---------- PAGE EXCERPT

Beta test RcppDeepState-action on GitHub hosted CRAN packages
Introduction
My mentor has assigned me an interesting task to begin working on this week: test the current RcppDeepState GitHub Action on GitHub-hosted Rcpp-based packages. Akhila, the previous RcppDeepState maintainer, had already conducted a similar task, however this was done locally rather than in the package repository. Here’s a list of all the Rcpp-based packages where RcppDeepState found issues1.
Now that RcppDeepState has been integrated with GitHub action, we can test more packages stored on GitHub; all we have to do is fork the original repositories, setup the action within them, and then make a pull request so that the action returns a comment with the analysis result. The main advantages of using RcppDeepState-action inside a repository are that it allows to:
- dynamically check for issues inside packages using continuous integration;
- reduce the risk of code level bugs that can compromise the entire package;
- improve the quality of the final package by making it easier to detect subtler bugs, receiving quick feedbacks and alerts if an error is detected;
The problem
At the time of writing, CRAN lists 18493 packages, 312 of which have problems, according to Akhila’s report1. Given this list of packages, the question is whether it is feasible to determine if a package is hosted on GitHub. If so, can RcppDeepState be run on this repository?
To begin with, the answer to the first question is yes, and my mentor
Dr.Toby Dylan Hocking supplied me with a fantastic method that allows me to
find the GitHub repository of a package by evaluating the package’s metadata
available on CRAN.
This method is based on locating the https://github.com
prefix inside the
metadata of the package. More information on this technique is available in the
corresponding blog post2.
The answer to the second question is affirmative; once we have a link to the
repository, we can simply fork it, initialize RcppDeepState-action using the
RcppDeepState::ci_setup()
method, and submit a pull request; RcppDeepState’s
report will be displayed as a comment within the pull request. The problem here
is that, given the number of packages listed in the previous step, doing these
steps one by one is impractical; consequently, in this post, I propose a method
for automating this process.

--------------------
---------- MATERIAL

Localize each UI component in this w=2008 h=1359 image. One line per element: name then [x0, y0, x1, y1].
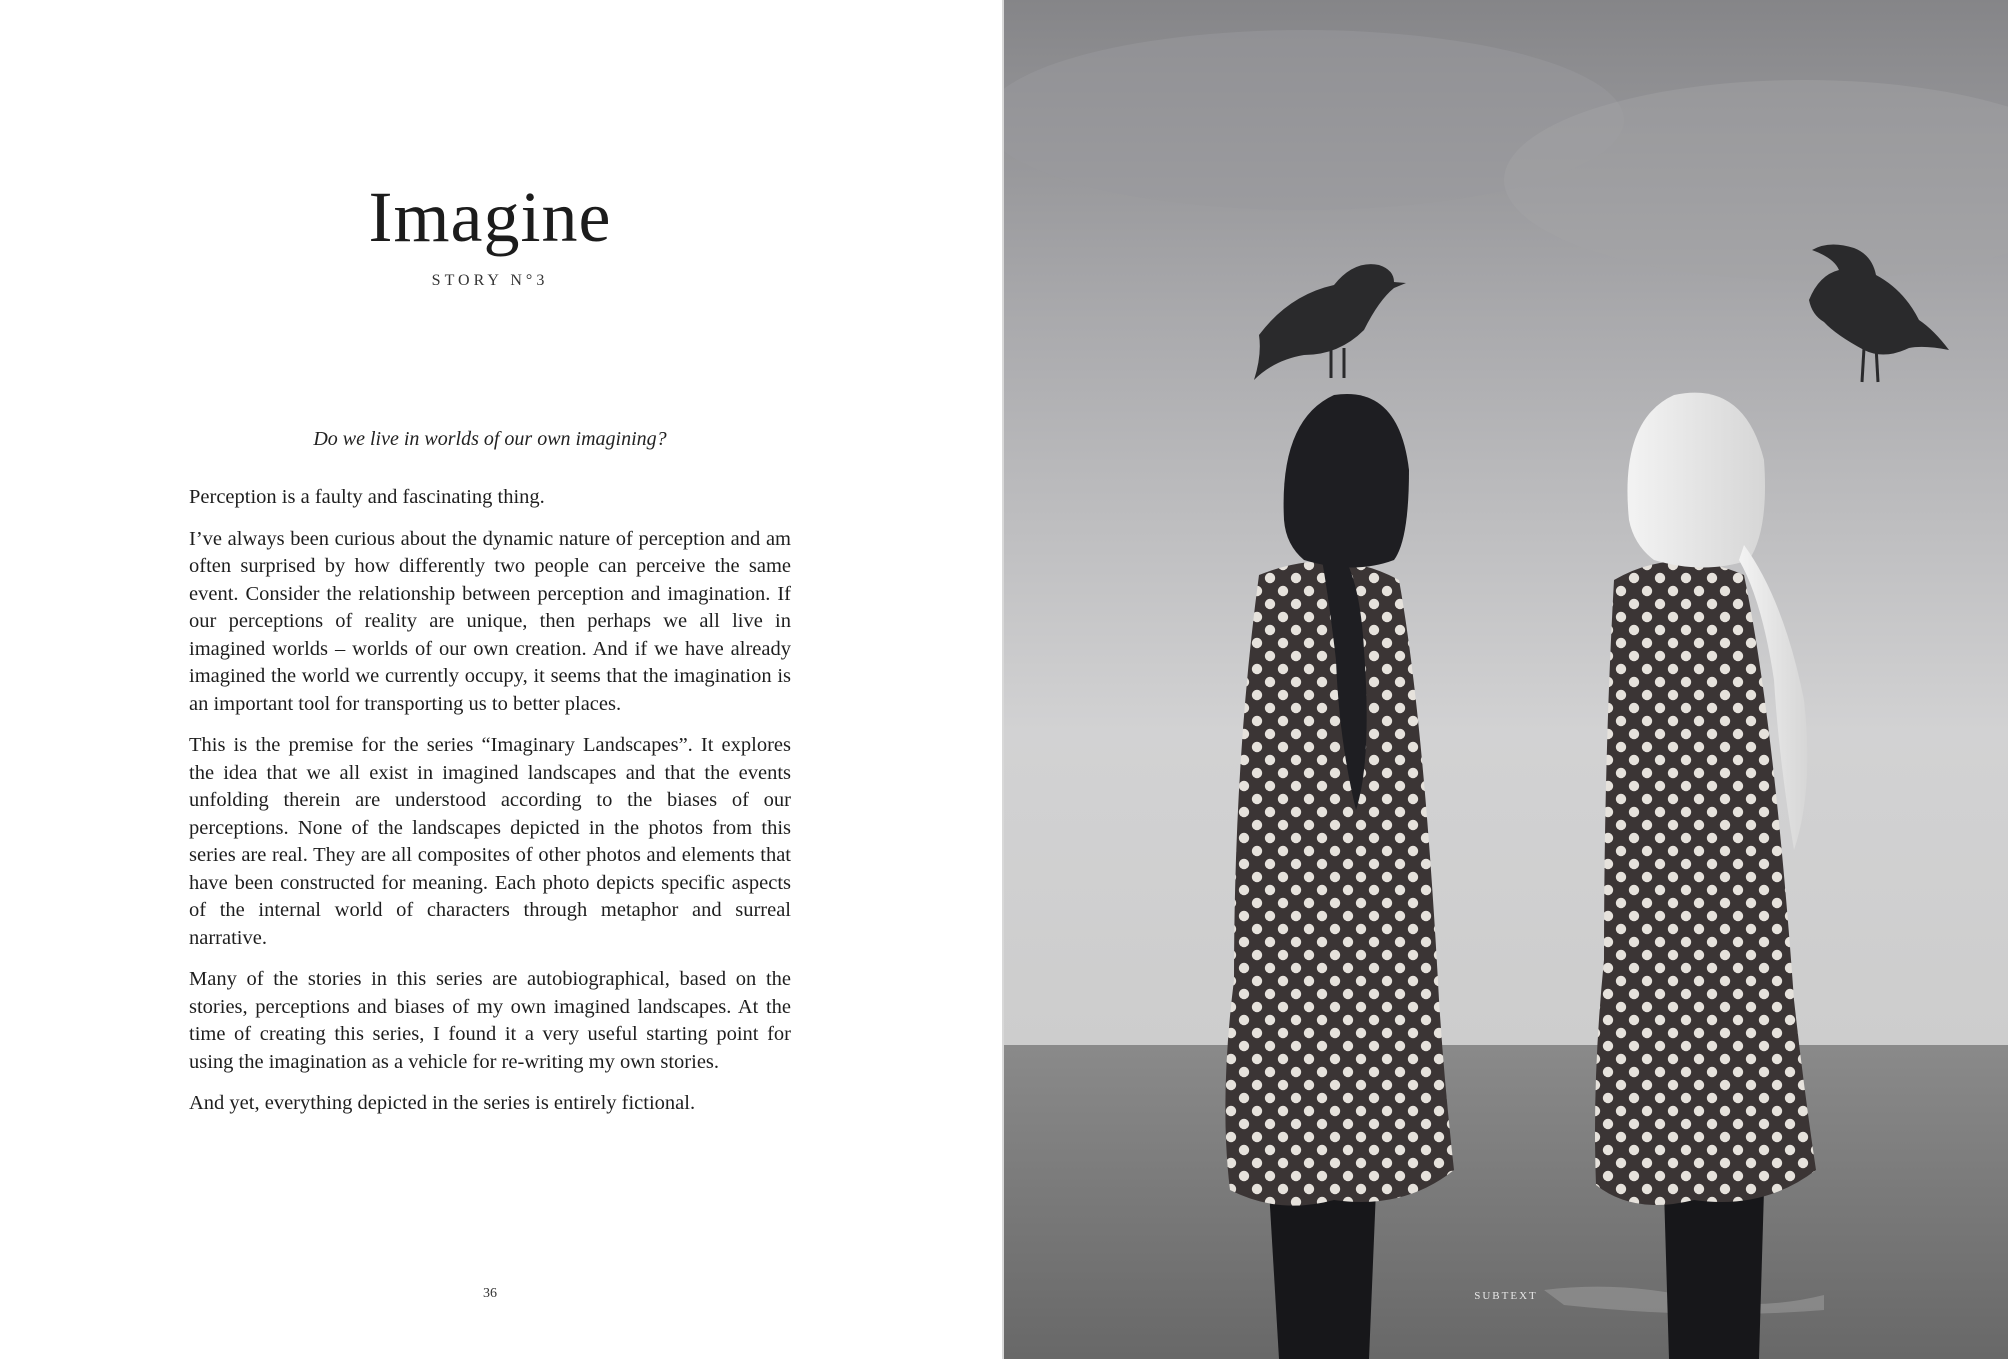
epigraph-question: Do we live in worlds of our own imagining?: [313, 428, 667, 450]
paragraph: I’ve always been curious about the dynamic nature of perception and am often surprised by how differently two people can perceive the same event. Consider the relationship between perception and imagination. If our perceptions of reality are unique, then perhaps we all live in imagined worlds – worlds of our own creation. And if we have already imagined the world we currently occupy, it seems that the imagination is an important tool for transporting us to better places.: [189, 527, 791, 715]
body-text: [189, 484, 791, 1132]
paragraph: And yet, everything depicted in the series is entirely fictional.: [189, 1092, 696, 1114]
two-figures-with-crows-photo: [1004, 0, 2008, 1359]
page-title: Imagine: [368, 177, 612, 257]
photo-caption: SUBTEXT: [1474, 1290, 1538, 1302]
page-number: 36: [483, 1286, 497, 1301]
ground: [1004, 1045, 2008, 1359]
paragraph: Many of the stories in this series are autobiographical, based on the stories, perceptions and biases of my own imagined landscapes. At the time of creating this series, I found it a very useful starting point for using the imagination as a vehicle for re-writing my own stories.: [189, 968, 791, 1073]
paragraph: Perception is a faulty and fascinating thing.: [189, 486, 545, 508]
story-number-label: STORY N°3: [431, 272, 549, 289]
photo-page: [1004, 0, 2008, 1359]
paragraph: This is the premise for the series “Imaginary Landscapes”. It explores the idea that we all exist in imagined landscapes and that the events unfolding therein are understood according to the biases of our perceptions. None of the landscapes depicted in the photos from this series are real. They are all composites of other photos and elements that have been constructed for meaning. Each photo depicts specific aspects of the internal world of characters through metaphor and surreal narrative.: [189, 734, 791, 949]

--------------------

◆ WRITTEN TASK 1 ◆
Could you rewrite the RcppDeepState-action post starting with "This method is" and going on through "RcppDeepState::ci_setup()", with "prefix" replaced by "string"?
◆ WRITTEN TASK 2 ◆
How might the RcppDeepState-action post carry on from where it stops? Continue it.
The listing isn't needed for any of this.

◆ EXPECTED OUTPUT 1 ◆
This method is based on locating the https://github.com
string inside the
metadata of the package. More information on this technique is available in the
corresponding blog post2.
The answer to the second question is affirmative; once we have a link to the
repository, we can simply fork it, initialize RcppDeepState-action using the
RcppDeepState::ci_setup()

◆ EXPECTED OUTPUT 2 ◆
Solution
The solution makes use of four libraries:
- gh3: a minimal client to access the REST API of GitHub;
- git2r4: an interface to the
libgit2
library, which provides access to Git repositories with some basic commands; - data.table5: a library to aggregate large data and run fast operations;
- RcppDeepState6: a package to fuzz test your R library’s C++ code in order to find more subtle bugs like memory leaks or even more general memory errors.
Steps
The first step is to import the required libraries and get the GitHub personal
access token (PAT) stored in an environment variable called GITHUB_PAT
in my
case. This token will be used to authorize the push of local commits to a
repository’s remote branch. To generate this token, you can follow the
instructions provided by GitHub7.
library("gh")
library("git2r")
library("RcppDeepState")
library("data.table")
cred <- cred_token(token = "GITHUB_PAT")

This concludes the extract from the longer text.